Gather all lines with "выплаты" from the records.

Listed entries —
=-=-=-=-=

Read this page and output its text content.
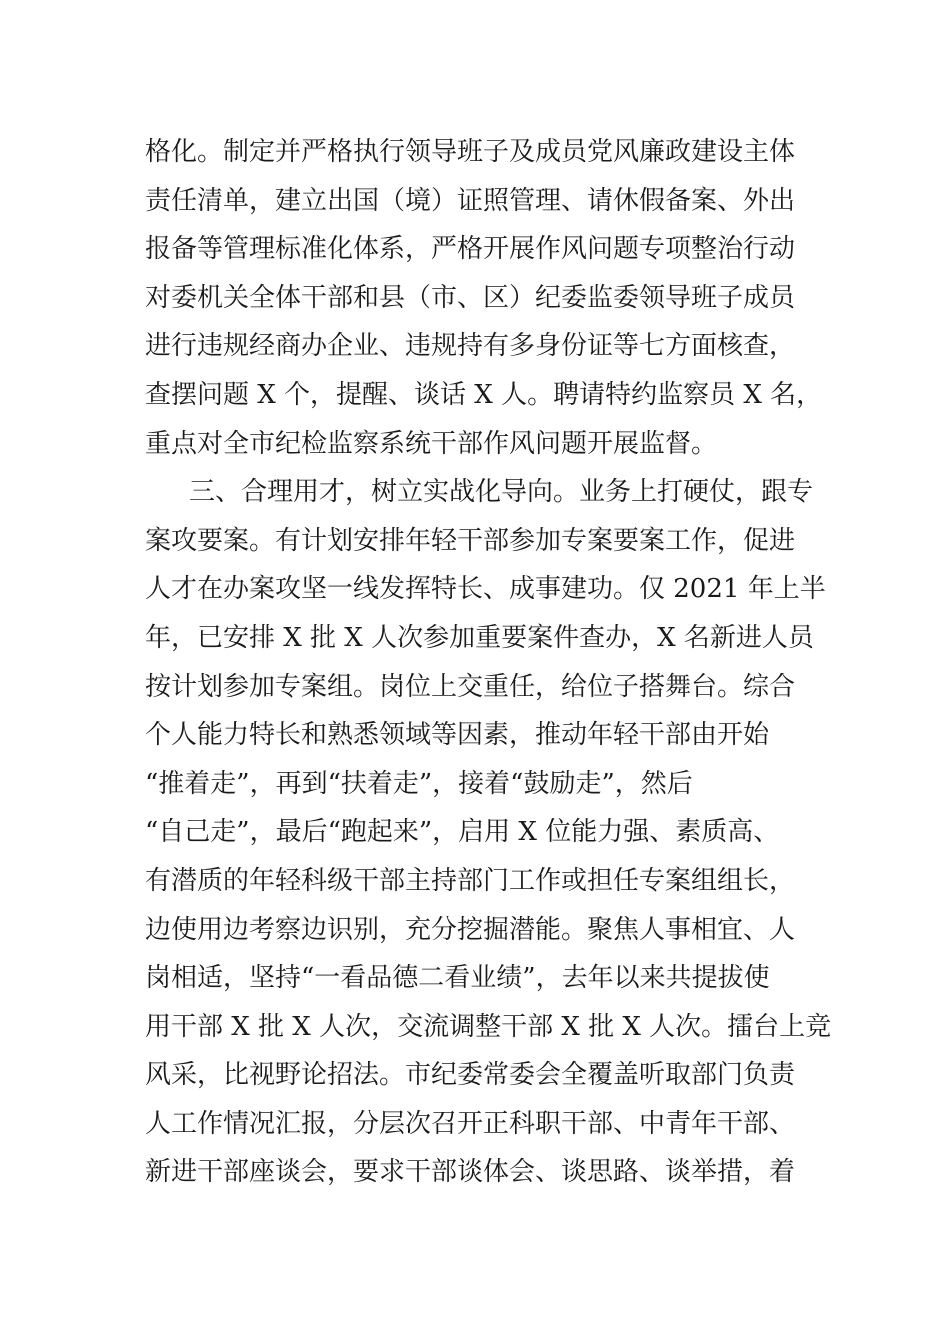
格化。制定并严格执行领导班子及成员党风廉政建设主体
责任清单，建立出国（境）证照管理、请休假备案、外出
报备等管理标准化体系，严格开展作风问题专项整治行动
对委机关全体干部和县（市、区）纪委监委领导班子成员
进行违规经商办企业、违规持有多身份证等七方面核查，
查摆问题 X 个，提醒、谈话 X 人。聘请特约监察员 X 名，
重点对全市纪检监察系统干部作风问题开展监督。
三、合理用才，树立实战化导向。业务上打硬仗，跟专
案攻要案。有计划安排年轻干部参加专案要案工作，促进
人才在办案攻坚一线发挥特长、成事建功。仅 2021 年上半
年，已安排 X 批 X 人次参加重要案件查办，X 名新进人员
按计划参加专案组。岗位上交重任，给位子搭舞台。综合
个人能力特长和熟悉领域等因素，推动年轻干部由开始
“推着走”，再到“扶着走”，接着“鼓励走”，然后
“自己走”，最后“跑起来”，启用 X 位能力强、素质高、
有潜质的年轻科级干部主持部门工作或担任专案组组长，
边使用边考察边识别，充分挖掘潜能。聚焦人事相宜、人
岗相适，坚持“一看品德二看业绩”，去年以来共提拔使
用干部 X 批 X 人次，交流调整干部 X 批 X 人次。擂台上竞
风采，比视野论招法。市纪委常委会全覆盖听取部门负责
人工作情况汇报，分层次召开正科职干部、中青年干部、
新进干部座谈会，要求干部谈体会、谈思路、谈举措，着
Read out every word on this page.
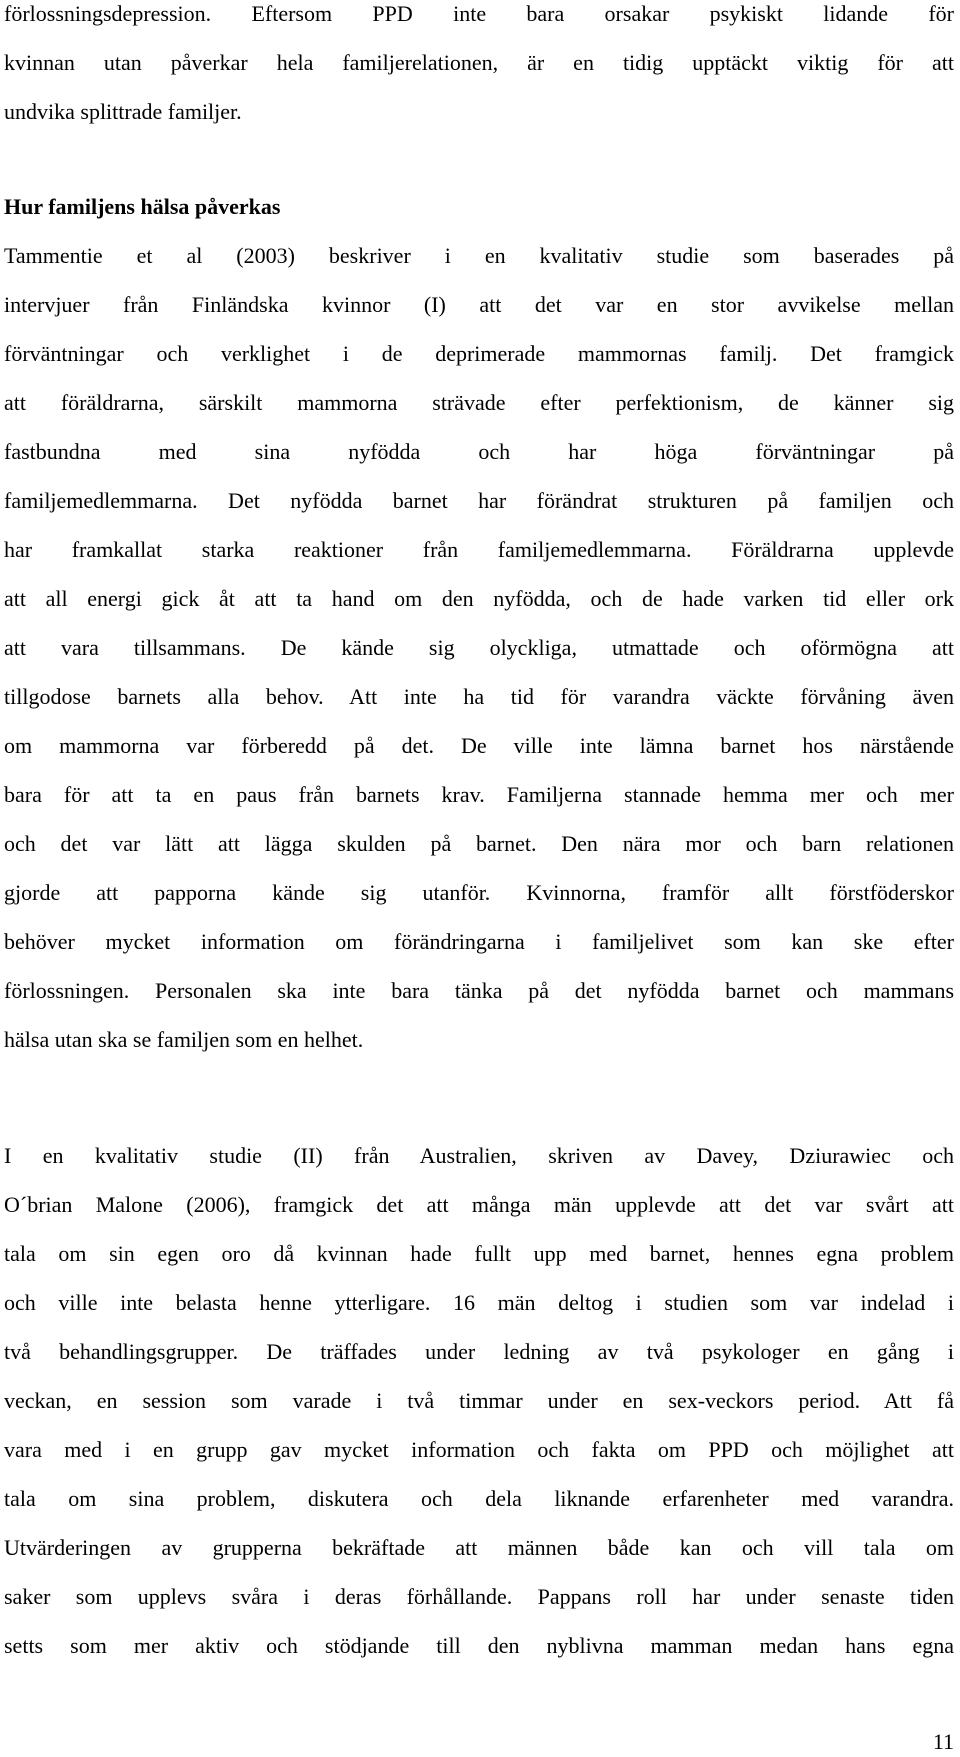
förlossningsdepression. Eftersom PPD inte bara orsakar psykiskt lidande för
kvinnan utan påverkar hela familjerelationen, är en tidig upptäckt viktig för att
undvika splittrade familjer.
Hur familjens hälsa påverkas
Tammentie et al (2003) beskriver i en kvalitativ studie som baserades på
intervjuer från Finländska kvinnor (I) att det var en stor avvikelse mellan
förväntningar och verklighet i de deprimerade mammornas familj. Det framgick
att föräldrarna, särskilt mammorna strävade efter perfektionism, de känner sig
fastbundna med sina nyfödda och har höga förväntningar på
familjemedlemmarna. Det nyfödda barnet har förändrat strukturen på familjen och
har framkallat starka reaktioner från familjemedlemmarna. Föräldrarna upplevde
att all energi gick åt att ta hand om den nyfödda, och de hade varken tid eller ork
att vara tillsammans. De kände sig olyckliga, utmattade och oförmögna att
tillgodose barnets alla behov. Att inte ha tid för varandra väckte förvåning även
om mammorna var förberedd på det. De ville inte lämna barnet hos närstående
bara för att ta en paus från barnets krav. Familjerna stannade hemma mer och mer
och det var lätt att lägga skulden på barnet. Den nära mor och barn relationen
gjorde att papporna kände sig utanför. Kvinnorna, framför allt förstföderskor
behöver mycket information om förändringarna i familjelivet som kan ske efter
förlossningen. Personalen ska inte bara tänka på det nyfödda barnet och mammans
hälsa utan ska se familjen som en helhet.
I en kvalitativ studie (II) från Australien, skriven av Davey, Dziurawiec och
O´brian Malone (2006), framgick det att många män upplevde att det var svårt att
tala om sin egen oro då kvinnan hade fullt upp med barnet, hennes egna problem
och ville inte belasta henne ytterligare. 16 män deltog i studien som var indelad i
två behandlingsgrupper. De träffades under ledning av två psykologer en gång i
veckan, en session som varade i två timmar under en sex-veckors period. Att få
vara med i en grupp gav mycket information och fakta om PPD och möjlighet att
tala om sina problem, diskutera och dela liknande erfarenheter med varandra.
Utvärderingen av grupperna bekräftade att männen både kan och vill tala om
saker som upplevs svåra i deras förhållande. Pappans roll har under senaste tiden
setts som mer aktiv och stödjande till den nyblivna mamman medan hans egna
11
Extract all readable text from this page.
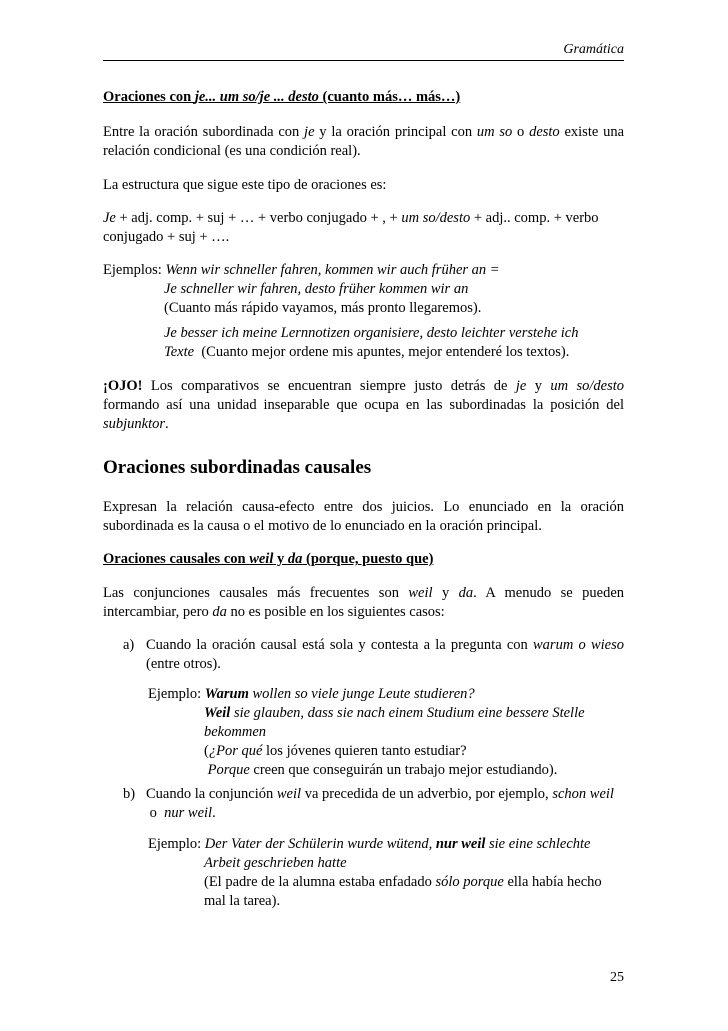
Gramática
Oraciones con je... um so/je ... desto (cuanto más… más…)
Entre la oración subordinada con je y la oración principal con um so o desto existe una relación condicional (es una condición real).
La estructura que sigue este tipo de oraciones es:
Je + adj. comp. + suj + … + verbo conjugado + , + um so/desto + adj.. comp. + verbo conjugado + suj + ….
Ejemplos: Wenn wir schneller fahren, kommen wir auch früher an =
Je schneller wir fahren, desto früher kommen wir an
(Cuanto más rápido vayamos, más pronto llegaremos).
Je besser ich meine Lernnotizen organisiere, desto leichter verstehe ich
Texte  (Cuanto mejor ordene mis apuntes, mejor entenderé los textos).
¡OJO! Los comparativos se encuentran siempre justo detrás de je y um so/desto formando así una unidad inseparable que ocupa en las subordinadas la posición del subjunktor.
Oraciones subordinadas causales
Expresan la relación causa-efecto entre dos juicios. Lo enunciado en la oración subordinada es la causa o el motivo de lo enunciado en la oración principal.
Oraciones causales con weil y da (porque, puesto que)
Las conjunciones causales más frecuentes son weil y da. A menudo se pueden intercambiar, pero da no es posible en los siguientes casos:
a) Cuando la oración causal está sola y contesta a la pregunta con warum o wieso (entre otros).
Ejemplo: Warum wollen so viele junge Leute studieren?
Weil sie glauben, dass sie nach einem Studium eine bessere Stelle bekommen
(¿Por qué los jóvenes quieren tanto estudiar?
Porque creen que conseguirán un trabajo mejor estudiando).
b) Cuando la conjunción weil va precedida de un adverbio, por ejemplo, schon weil o  nur weil.
Ejemplo: Der Vater der Schülerin wurde wütend, nur weil sie eine schlechte
Arbeit geschrieben hatte
(El padre de la alumna estaba enfadado sólo porque ella había hecho mal la tarea).
25
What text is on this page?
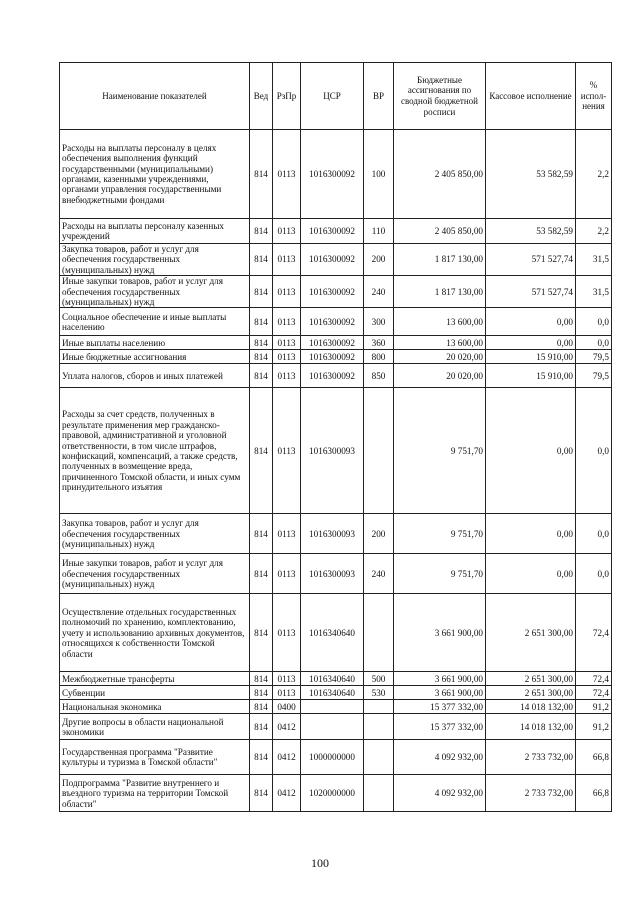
Наименование показателей	Вед	РзПр	ЦСР	ВР	Бюджетные ассигнования по сводной бюджетной росписи	Кассовое исполнение	% испол-нения
Расходы на выплаты персоналу в целях обеспечения выполнения функций государственными (муниципальными) органами, казенными учреждениями, органами управления государственными внебюджетными фондами	814	0113	1016300092	100	2 405 850,00	53 582,59	2,2
Расходы на выплаты персоналу казенных учреждений	814	0113	1016300092	110	2 405 850,00	53 582,59	2,2
Закупка товаров, работ и услуг для обеспечения государственных (муниципальных) нужд	814	0113	1016300092	200	1 817 130,00	571 527,74	31,5
Иные закупки товаров, работ и услуг для обеспечения государственных (муниципальных) нужд	814	0113	1016300092	240	1 817 130,00	571 527,74	31,5
Социальное обеспечение и иные выплаты населению	814	0113	1016300092	300	13 600,00	0,00	0,0
Иные выплаты населению	814	0113	1016300092	360	13 600,00	0,00	0,0
Иные бюджетные ассигнования	814	0113	1016300092	800	20 020,00	15 910,00	79,5
Уплата налогов, сборов и иных платежей	814	0113	1016300092	850	20 020,00	15 910,00	79,5
Расходы за счет средств, полученных в результате применения мер гражданско-правовой, административной и уголовной ответственности, в том числе штрафов, конфискаций, компенсаций, а также средств, полученных в возмещение вреда, причиненного Томской области, и иных сумм принудительного изъятия	814	0113	1016300093		9 751,70	0,00	0,0
Закупка товаров, работ и услуг для обеспечения государственных (муниципальных) нужд	814	0113	1016300093	200	9 751,70	0,00	0,0
Иные закупки товаров, работ и услуг для обеспечения государственных (муниципальных) нужд	814	0113	1016300093	240	9 751,70	0,00	0,0
Осуществление отдельных государственных полномочий по хранению, комплектованию, учету и использованию архивных документов, относящихся к собственности Томской области	814	0113	1016340640		3 661 900,00	2 651 300,00	72,4
Межбюджетные трансферты	814	0113	1016340640	500	3 661 900,00	2 651 300,00	72,4
Субвенции	814	0113	1016340640	530	3 661 900,00	2 651 300,00	72,4
Национальная экономика	814	0400			15 377 332,00	14 018 132,00	91,2
Другие вопросы в области национальной экономики	814	0412			15 377 332,00	14 018 132,00	91,2
Государственная программа "Развитие культуры и туризма в Томской области"	814	0412	1000000000		4 092 932,00	2 733 732,00	66,8
Подпрограмма "Развитие внутреннего и въездного туризма на территории Томской области"	814	0412	1020000000		4 092 932,00	2 733 732,00	66,8
100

=-=-=-=-=

Solution —
Расходы на выплаты персоналу в целях обеспечения выполнения функций государственными (муниципальными) органами, казенными учреждениями, органами управления государственными внебюджетными фондами	814	0113	1016300092	100	2 405 850,00	53 582,59	2,2
Расходы на выплаты персоналу казенных учреждений	814	0113	1016300092	110	2 405 850,00	53 582,59	2,2
Социальное обеспечение и иные выплаты населению	814	0113	1016300092	300	13 600,00	0,00	0,0
Иные выплаты населению	814	0113	1016300092	360	13 600,00	0,00	0,0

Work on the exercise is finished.